#### Data

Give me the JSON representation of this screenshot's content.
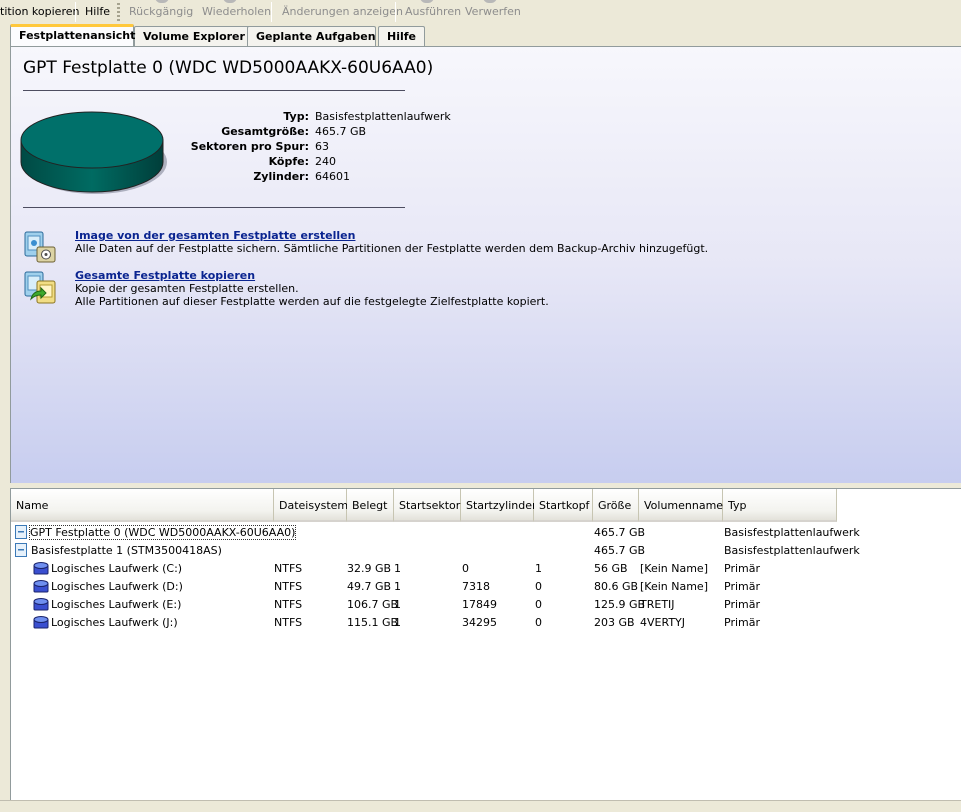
{
  "toolbar": {
    "partition_copy": "tition kopieren",
    "help": "Hilfe",
    "undo": "Rückgängig",
    "redo": "Wiederholen",
    "show_changes": "Änderungen anzeigen",
    "execute": "Ausführen",
    "discard": "Verwerfen"
  },
  "tabs": [
    "Festplattenansicht",
    "Volume Explorer",
    "Geplante Aufgaben",
    "Hilfe"
  ],
  "disk": {
    "title": "GPT Festplatte 0 (WDC WD5000AAKX-60U6AA0)",
    "props": [
      {
        "label": "Typ:",
        "value": "Basisfestplattenlaufwerk"
      },
      {
        "label": "Gesamtgröße:",
        "value": "465.7 GB"
      },
      {
        "label": "Sektoren pro Spur:",
        "value": "63"
      },
      {
        "label": "Köpfe:",
        "value": "240"
      },
      {
        "label": "Zylinder:",
        "value": "64601"
      }
    ]
  },
  "actions": [
    {
      "title": "Image von der gesamten Festplatte erstellen",
      "desc1": "Alle Daten auf der Festplatte sichern. Sämtliche Partitionen der Festplatte werden dem Backup-Archiv hinzugefügt.",
      "desc2": ""
    },
    {
      "title": "Gesamte Festplatte kopieren",
      "desc1": "Kopie der gesamten Festplatte erstellen.",
      "desc2": "Alle Partitionen auf dieser Festplatte werden auf die festgelegte Zielfestplatte kopiert."
    }
  ],
  "columns": [
    "Name",
    "Dateisystem",
    "Belegt",
    "Startsektor",
    "Startzylinder",
    "Startkopf",
    "Größe",
    "Volumenname",
    "Typ"
  ],
  "rows": [
    {
      "name": "GPT Festplatte 0 (WDC WD5000AAKX-60U6AA0)",
      "fs": "",
      "used": "",
      "ssec": "",
      "scyl": "",
      "shead": "",
      "size": "465.7 GB",
      "vol": "",
      "type": "Basisfestplattenlaufwerk",
      "kind": "disk"
    },
    {
      "name": "Basisfestplatte 1 (STM3500418AS)",
      "fs": "",
      "used": "",
      "ssec": "",
      "scyl": "",
      "shead": "",
      "size": "465.7 GB",
      "vol": "",
      "type": "Basisfestplattenlaufwerk",
      "kind": "disk"
    },
    {
      "name": "Logisches Laufwerk (C:)",
      "fs": "NTFS",
      "used": "32.9 GB",
      "ssec": "1",
      "scyl": "0",
      "shead": "1",
      "size": "56 GB",
      "vol": "[Kein Name]",
      "type": "Primär",
      "kind": "volume"
    },
    {
      "name": "Logisches Laufwerk (D:)",
      "fs": "NTFS",
      "used": "49.7 GB",
      "ssec": "1",
      "scyl": "7318",
      "shead": "0",
      "size": "80.6 GB",
      "vol": "[Kein Name]",
      "type": "Primär",
      "kind": "volume"
    },
    {
      "name": "Logisches Laufwerk (E:)",
      "fs": "NTFS",
      "used": "106.7 GB",
      "ssec": "1",
      "scyl": "17849",
      "shead": "0",
      "size": "125.9 GB",
      "vol": "TRETIJ",
      "type": "Primär",
      "kind": "volume"
    },
    {
      "name": "Logisches Laufwerk (J:)",
      "fs": "NTFS",
      "used": "115.1 GB",
      "ssec": "1",
      "scyl": "34295",
      "shead": "0",
      "size": "203 GB",
      "vol": "4VERTYJ",
      "type": "Primär",
      "kind": "volume"
    }
  ],
  "colors": {
    "link": "#0a2490",
    "disk_fill": "#006e66",
    "active_tab_accent": "#ffc83c"
  }
}
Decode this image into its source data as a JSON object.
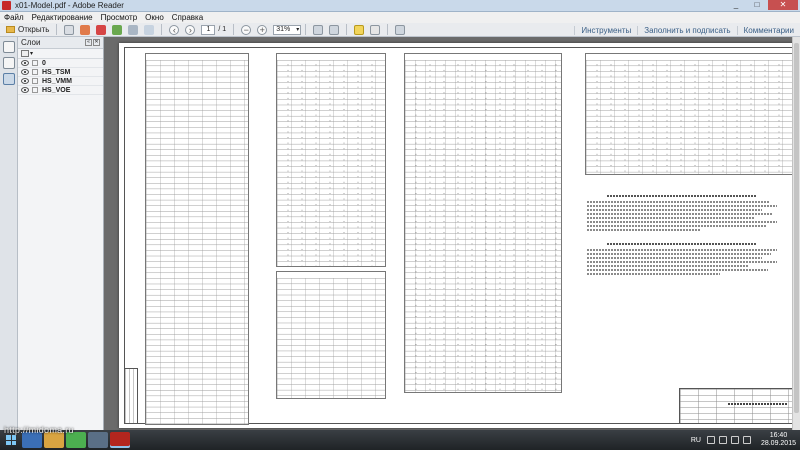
{
  "window": {
    "title": "x01-Model.pdf - Adobe Reader",
    "minimize": "_",
    "maximize": "□",
    "close": "✕"
  },
  "menu": [
    "Файл",
    "Редактирование",
    "Просмотр",
    "Окно",
    "Справка"
  ],
  "toolbar": {
    "open_label": "Открыть",
    "page_current": "1",
    "page_total": "/ 1",
    "zoom_value": "31%",
    "right_buttons": [
      "Инструменты",
      "Заполнить и подписать",
      "Комментарии"
    ]
  },
  "layers_panel": {
    "title": "Слои",
    "items": [
      "0",
      "HS_TSM",
      "HS_VMM",
      "HS_VOE"
    ]
  },
  "taskbar": {
    "language": "RU",
    "time": "16:40",
    "date": "28.09.2015"
  },
  "watermark": "http://midoma.ru",
  "colors": {
    "titlebar": "#c9d9ea",
    "toolbar": "#e9ebee",
    "doc_background": "#6b6b6b",
    "close_button": "#c75050",
    "taskbar": "#2a2e32"
  }
}
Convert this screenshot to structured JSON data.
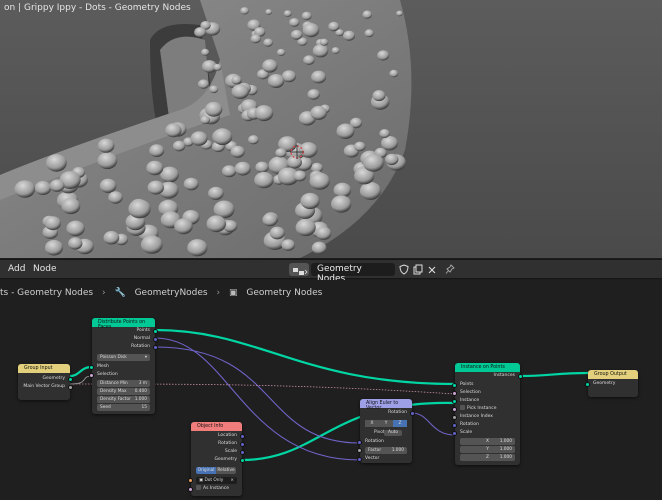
{
  "window": {
    "title": "on | Grippy Ippy - Dots - Geometry Nodes"
  },
  "header": {
    "menus": [
      "Add",
      "Node"
    ],
    "node_tree_name": "Geometry Nodes"
  },
  "breadcrumb": [
    "ts - Geometry Nodes",
    "GeometryNodes",
    "Geometry Nodes"
  ],
  "nodes": {
    "group_input": {
      "title": "Group Input",
      "outputs": [
        "Geometry",
        "Main Vector Group"
      ]
    },
    "distribute": {
      "title": "Distribute Points on Faces",
      "outputs": [
        "Points",
        "Normal",
        "Rotation"
      ],
      "mode": "Poisson Disk",
      "inputs": [
        "Mesh",
        "Selection"
      ],
      "fields": [
        {
          "label": "Distance Min",
          "value": "3 m"
        },
        {
          "label": "Density Max",
          "value": "0.400"
        },
        {
          "label": "Density Factor",
          "value": "1.000"
        },
        {
          "label": "Seed",
          "value": "15"
        }
      ]
    },
    "object_info": {
      "title": "Object Info",
      "outputs": [
        "Location",
        "Rotation",
        "Scale",
        "Geometry"
      ],
      "modes": [
        "Original",
        "Relative"
      ],
      "object": "Dot Only",
      "as_instance": "As Instance"
    },
    "align": {
      "title": "Align Euler to Vector",
      "output": "Rotation",
      "axes": [
        "X",
        "Y",
        "Z"
      ],
      "pivot_label": "Pivot",
      "pivot_value": "Auto",
      "inputs": [
        "Rotation",
        "Vector"
      ],
      "factor_label": "Factor",
      "factor_value": "1.000"
    },
    "instance": {
      "title": "Instance on Points",
      "output": "Instances",
      "inputs": [
        "Points",
        "Selection",
        "Instance",
        "Pick Instance",
        "Instance Index",
        "Rotation",
        "Scale"
      ],
      "scale": [
        {
          "label": "X",
          "value": "1.000"
        },
        {
          "label": "Y",
          "value": "1.000"
        },
        {
          "label": "Z",
          "value": "1.000"
        }
      ]
    },
    "group_output": {
      "title": "Group Output",
      "inputs": [
        "Geometry"
      ]
    }
  },
  "colors": {
    "geometry_socket": "#00d6a3",
    "vector_socket": "#6363c7",
    "float_socket": "#a1a1a1",
    "group_header": "#e3d07c",
    "geometry_header": "#00c995",
    "vector_header": "#9da0e6",
    "input_header": "#f07c7c"
  }
}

########

» Directions
Without the pictures, repeat the listing above exactly.

» Finished answer
Give me the JSON representation of this screenshot's content.
{
  "toolbar": {
    "partition_copy": "tition kopieren",
    "help": "Hilfe",
    "undo": "Rückgängig",
    "redo": "Wiederholen",
    "show_changes": "Änderungen anzeigen",
    "execute": "Ausführen",
    "discard": "Verwerfen"
  },
  "tabs": [
    "Festplattenansicht",
    "Volume Explorer",
    "Geplante Aufgaben",
    "Hilfe"
  ],
  "disk": {
    "title": "GPT Festplatte 0 (WDC WD5000AAKX-60U6AA0)",
    "props": [
      {
        "label": "Typ:",
        "value": "Basisfestplattenlaufwerk"
      },
      {
        "label": "Gesamtgröße:",
        "value": "465.7 GB"
      },
      {
        "label": "Sektoren pro Spur:",
        "value": "63"
      },
      {
        "label": "Köpfe:",
        "value": "240"
      },
      {
        "label": "Zylinder:",
        "value": "64601"
      }
    ]
  },
  "actions": [
    {
      "title": "Image von der gesamten Festplatte erstellen",
      "desc1": "Alle Daten auf der Festplatte sichern. Sämtliche Partitionen der Festplatte werden dem Backup-Archiv hinzugefügt.",
      "desc2": ""
    },
    {
      "title": "Gesamte Festplatte kopieren",
      "desc1": "Kopie der gesamten Festplatte erstellen.",
      "desc2": "Alle Partitionen auf dieser Festplatte werden auf die festgelegte Zielfestplatte kopiert."
    }
  ],
  "columns": [
    "Name",
    "Dateisystem",
    "Belegt",
    "Startsektor",
    "Startzylinder",
    "Startkopf",
    "Größe",
    "Volumenname",
    "Typ"
  ],
  "rows": [
    {
      "name": "GPT Festplatte 0 (WDC WD5000AAKX-60U6AA0)",
      "fs": "",
      "used": "",
      "ssec": "",
      "scyl": "",
      "shead": "",
      "size": "465.7 GB",
      "vol": "",
      "type": "Basisfestplattenlaufwerk",
      "kind": "disk"
    },
    {
      "name": "Basisfestplatte 1 (STM3500418AS)",
      "fs": "",
      "used": "",
      "ssec": "",
      "scyl": "",
      "shead": "",
      "size": "465.7 GB",
      "vol": "",
      "type": "Basisfestplattenlaufwerk",
      "kind": "disk"
    },
    {
      "name": "Logisches Laufwerk (C:)",
      "fs": "NTFS",
      "used": "32.9 GB",
      "ssec": "1",
      "scyl": "0",
      "shead": "1",
      "size": "56 GB",
      "vol": "[Kein Name]",
      "type": "Primär",
      "kind": "volume"
    },
    {
      "name": "Logisches Laufwerk (D:)",
      "fs": "NTFS",
      "used": "49.7 GB",
      "ssec": "1",
      "scyl": "7318",
      "shead": "0",
      "size": "80.6 GB",
      "vol": "[Kein Name]",
      "type": "Primär",
      "kind": "volume"
    },
    {
      "name": "Logisches Laufwerk (E:)",
      "fs": "NTFS",
      "used": "106.7 GB",
      "ssec": "1",
      "scyl": "17849",
      "shead": "0",
      "size": "125.9 GB",
      "vol": "TRETIJ",
      "type": "Primär",
      "kind": "volume"
    },
    {
      "name": "Logisches Laufwerk (J:)",
      "fs": "NTFS",
      "used": "115.1 GB",
      "ssec": "1",
      "scyl": "34295",
      "shead": "0",
      "size": "203 GB",
      "vol": "4VERTYJ",
      "type": "Primär",
      "kind": "volume"
    }
  ],
  "colors": {
    "link": "#0a2490",
    "disk_fill": "#006e66",
    "active_tab_accent": "#ffc83c"
  }
}
Decode this image into its source data as a JSON object.
{
  "window": {
    "title": "x01-Model.pdf - Adobe Reader",
    "minimize": "_",
    "maximize": "□",
    "close": "✕"
  },
  "menu": [
    "Файл",
    "Редактирование",
    "Просмотр",
    "Окно",
    "Справка"
  ],
  "toolbar": {
    "open_label": "Открыть",
    "page_current": "1",
    "page_total": "/ 1",
    "zoom_value": "31%",
    "right_buttons": [
      "Инструменты",
      "Заполнить и подписать",
      "Комментарии"
    ]
  },
  "layers_panel": {
    "title": "Слои",
    "items": [
      "0",
      "HS_TSM",
      "HS_VMM",
      "HS_VOE"
    ]
  },
  "taskbar": {
    "language": "RU",
    "time": "16:40",
    "date": "28.09.2015"
  },
  "watermark": "http://midoma.ru",
  "colors": {
    "titlebar": "#c9d9ea",
    "toolbar": "#e9ebee",
    "doc_background": "#6b6b6b",
    "close_button": "#c75050",
    "taskbar": "#2a2e32"
  }
}
Convert this screenshot to structured JSON data.
{
  "window": {
    "title": "on | Grippy Ippy - Dots - Geometry Nodes"
  },
  "header": {
    "menus": [
      "Add",
      "Node"
    ],
    "node_tree_name": "Geometry Nodes"
  },
  "breadcrumb": [
    "ts - Geometry Nodes",
    "GeometryNodes",
    "Geometry Nodes"
  ],
  "nodes": {
    "group_input": {
      "title": "Group Input",
      "outputs": [
        "Geometry",
        "Main Vector Group"
      ]
    },
    "distribute": {
      "title": "Distribute Points on Faces",
      "outputs": [
        "Points",
        "Normal",
        "Rotation"
      ],
      "mode": "Poisson Disk",
      "inputs": [
        "Mesh",
        "Selection"
      ],
      "fields": [
        {
          "label": "Distance Min",
          "value": "3 m"
        },
        {
          "label": "Density Max",
          "value": "0.400"
        },
        {
          "label": "Density Factor",
          "value": "1.000"
        },
        {
          "label": "Seed",
          "value": "15"
        }
      ]
    },
    "object_info": {
      "title": "Object Info",
      "outputs": [
        "Location",
        "Rotation",
        "Scale",
        "Geometry"
      ],
      "modes": [
        "Original",
        "Relative"
      ],
      "object": "Dot Only",
      "as_instance": "As Instance"
    },
    "align": {
      "title": "Align Euler to Vector",
      "output": "Rotation",
      "axes": [
        "X",
        "Y",
        "Z"
      ],
      "pivot_label": "Pivot",
      "pivot_value": "Auto",
      "inputs": [
        "Rotation",
        "Vector"
      ],
      "factor_label": "Factor",
      "factor_value": "1.000"
    },
    "instance": {
      "title": "Instance on Points",
      "output": "Instances",
      "inputs": [
        "Points",
        "Selection",
        "Instance",
        "Pick Instance",
        "Instance Index",
        "Rotation",
        "Scale"
      ],
      "scale": [
        {
          "label": "X",
          "value": "1.000"
        },
        {
          "label": "Y",
          "value": "1.000"
        },
        {
          "label": "Z",
          "value": "1.000"
        }
      ]
    },
    "group_output": {
      "title": "Group Output",
      "inputs": [
        "Geometry"
      ]
    }
  },
  "colors": {
    "geometry_socket": "#00d6a3",
    "vector_socket": "#6363c7",
    "float_socket": "#a1a1a1",
    "group_header": "#e3d07c",
    "geometry_header": "#00c995",
    "vector_header": "#9da0e6",
    "input_header": "#f07c7c"
  }
}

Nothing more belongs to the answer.